(Dataset records)
--------------------------------------------------
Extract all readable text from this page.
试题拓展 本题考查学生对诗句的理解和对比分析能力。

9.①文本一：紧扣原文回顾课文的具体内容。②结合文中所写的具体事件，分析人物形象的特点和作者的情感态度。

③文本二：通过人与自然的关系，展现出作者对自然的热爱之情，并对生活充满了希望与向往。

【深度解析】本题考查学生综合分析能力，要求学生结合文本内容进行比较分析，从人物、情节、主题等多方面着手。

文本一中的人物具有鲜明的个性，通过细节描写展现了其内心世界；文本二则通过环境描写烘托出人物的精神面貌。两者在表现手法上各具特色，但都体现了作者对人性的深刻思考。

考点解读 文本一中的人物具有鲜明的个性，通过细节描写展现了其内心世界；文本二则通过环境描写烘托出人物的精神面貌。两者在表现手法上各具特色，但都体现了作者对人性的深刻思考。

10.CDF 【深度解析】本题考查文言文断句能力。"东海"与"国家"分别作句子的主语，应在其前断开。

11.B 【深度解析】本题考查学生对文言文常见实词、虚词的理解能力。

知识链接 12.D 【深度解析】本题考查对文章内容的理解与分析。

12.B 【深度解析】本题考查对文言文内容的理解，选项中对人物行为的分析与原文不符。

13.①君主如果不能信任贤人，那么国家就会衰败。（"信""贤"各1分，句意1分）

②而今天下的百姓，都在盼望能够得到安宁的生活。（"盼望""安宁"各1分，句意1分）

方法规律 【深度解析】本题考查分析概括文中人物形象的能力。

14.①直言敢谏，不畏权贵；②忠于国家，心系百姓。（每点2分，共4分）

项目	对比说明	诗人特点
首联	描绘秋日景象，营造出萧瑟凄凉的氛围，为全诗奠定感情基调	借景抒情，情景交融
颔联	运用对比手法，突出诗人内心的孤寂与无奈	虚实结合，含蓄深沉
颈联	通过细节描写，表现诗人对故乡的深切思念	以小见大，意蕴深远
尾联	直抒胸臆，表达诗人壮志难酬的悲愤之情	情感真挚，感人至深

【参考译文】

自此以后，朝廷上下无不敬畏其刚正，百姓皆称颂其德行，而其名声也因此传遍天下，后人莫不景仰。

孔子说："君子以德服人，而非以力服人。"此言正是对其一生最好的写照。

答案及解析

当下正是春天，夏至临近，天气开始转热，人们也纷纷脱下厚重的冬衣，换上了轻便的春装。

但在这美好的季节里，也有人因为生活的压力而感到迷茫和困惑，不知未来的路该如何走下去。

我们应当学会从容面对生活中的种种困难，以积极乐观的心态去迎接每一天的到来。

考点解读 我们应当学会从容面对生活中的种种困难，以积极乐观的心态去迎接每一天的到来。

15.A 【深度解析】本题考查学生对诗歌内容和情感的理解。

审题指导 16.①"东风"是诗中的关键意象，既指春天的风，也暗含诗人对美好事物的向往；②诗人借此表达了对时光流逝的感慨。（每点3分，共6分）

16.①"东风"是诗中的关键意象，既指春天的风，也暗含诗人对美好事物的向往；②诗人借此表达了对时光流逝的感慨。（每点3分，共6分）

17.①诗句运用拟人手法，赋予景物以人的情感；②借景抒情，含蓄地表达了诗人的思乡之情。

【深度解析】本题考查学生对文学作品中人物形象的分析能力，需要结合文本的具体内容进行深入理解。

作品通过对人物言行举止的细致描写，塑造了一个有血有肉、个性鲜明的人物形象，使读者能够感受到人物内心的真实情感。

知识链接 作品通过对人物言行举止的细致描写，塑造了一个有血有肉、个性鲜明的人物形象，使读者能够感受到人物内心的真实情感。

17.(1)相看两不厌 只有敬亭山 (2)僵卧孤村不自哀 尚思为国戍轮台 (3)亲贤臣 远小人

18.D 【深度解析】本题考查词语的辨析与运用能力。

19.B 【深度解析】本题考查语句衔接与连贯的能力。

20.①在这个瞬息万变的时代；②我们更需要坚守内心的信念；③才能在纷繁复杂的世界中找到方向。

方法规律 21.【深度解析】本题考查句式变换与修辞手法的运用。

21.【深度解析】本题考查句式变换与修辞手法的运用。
--------------------------------------------------
▸ **Directions**:
Above are the records; retype every one exactly.

▸ **Output of the task**:
Extract all readable text from this page.
试题拓展 本题考查学生对诗句的理解和对比分析能力。

9.①文本一：紧扣原文回顾课文的具体内容。②结合文中所写的具体事件，分析人物形象的特点和作者的情感态度。

③文本二：通过人与自然的关系，展现出作者对自然的热爱之情，并对生活充满了希望与向往。

【深度解析】本题考查学生综合分析能力，要求学生结合文本内容进行比较分析，从人物、情节、主题等多方面着手。

文本一中的人物具有鲜明的个性，通过细节描写展现了其内心世界；文本二则通过环境描写烘托出人物的精神面貌。两者在表现手法上各具特色，但都体现了作者对人性的深刻思考。

考点解读 文本一中的人物具有鲜明的个性，通过细节描写展现了其内心世界；文本二则通过环境描写烘托出人物的精神面貌。两者在表现手法上各具特色，但都体现了作者对人性的深刻思考。

10.CDF 【深度解析】本题考查文言文断句能力。"东海"与"国家"分别作句子的主语，应在其前断开。

11.B 【深度解析】本题考查学生对文言文常见实词、虚词的理解能力。

知识链接 12.D 【深度解析】本题考查对文章内容的理解与分析。

12.B 【深度解析】本题考查对文言文内容的理解，选项中对人物行为的分析与原文不符。

13.①君主如果不能信任贤人，那么国家就会衰败。（"信""贤"各1分，句意1分）

②而今天下的百姓，都在盼望能够得到安宁的生活。（"盼望""安宁"各1分，句意1分）

方法规律 【深度解析】本题考查分析概括文中人物形象的能力。

14.①直言敢谏，不畏权贵；②忠于国家，心系百姓。（每点2分，共4分）

项目	对比说明	诗人特点
首联	描绘秋日景象，营造出萧瑟凄凉的氛围，为全诗奠定感情基调	借景抒情，情景交融
颔联	运用对比手法，突出诗人内心的孤寂与无奈	虚实结合，含蓄深沉
颈联	通过细节描写，表现诗人对故乡的深切思念	以小见大，意蕴深远
尾联	直抒胸臆，表达诗人壮志难酬的悲愤之情	情感真挚，感人至深

【参考译文】

自此以后，朝廷上下无不敬畏其刚正，百姓皆称颂其德行，而其名声也因此传遍天下，后人莫不景仰。

孔子说："君子以德服人，而非以力服人。"此言正是对其一生最好的写照。

答案及解析

当下正是春天，夏至临近，天气开始转热，人们也纷纷脱下厚重的冬衣，换上了轻便的春装。

但在这美好的季节里，也有人因为生活的压力而感到迷茫和困惑，不知未来的路该如何走下去。

我们应当学会从容面对生活中的种种困难，以积极乐观的心态去迎接每一天的到来。

考点解读 我们应当学会从容面对生活中的种种困难，以积极乐观的心态去迎接每一天的到来。

15.A 【深度解析】本题考查学生对诗歌内容和情感的理解。

审题指导 16.①"东风"是诗中的关键意象，既指春天的风，也暗含诗人对美好事物的向往；②诗人借此表达了对时光流逝的感慨。（每点3分，共6分）

16.①"东风"是诗中的关键意象，既指春天的风，也暗含诗人对美好事物的向往；②诗人借此表达了对时光流逝的感慨。（每点3分，共6分）

17.①诗句运用拟人手法，赋予景物以人的情感；②借景抒情，含蓄地表达了诗人的思乡之情。

【深度解析】本题考查学生对文学作品中人物形象的分析能力，需要结合文本的具体内容进行深入理解。

作品通过对人物言行举止的细致描写，塑造了一个有血有肉、个性鲜明的人物形象，使读者能够感受到人物内心的真实情感。

知识链接 作品通过对人物言行举止的细致描写，塑造了一个有血有肉、个性鲜明的人物形象，使读者能够感受到人物内心的真实情感。

17.(1)相看两不厌 只有敬亭山 (2)僵卧孤村不自哀 尚思为国戍轮台 (3)亲贤臣 远小人

18.D 【深度解析】本题考查词语的辨析与运用能力。

19.B 【深度解析】本题考查语句衔接与连贯的能力。

20.①在这个瞬息万变的时代；②我们更需要坚守内心的信念；③才能在纷繁复杂的世界中找到方向。

方法规律 21.【深度解析】本题考查句式变换与修辞手法的运用。

21.【深度解析】本题考查句式变换与修辞手法的运用。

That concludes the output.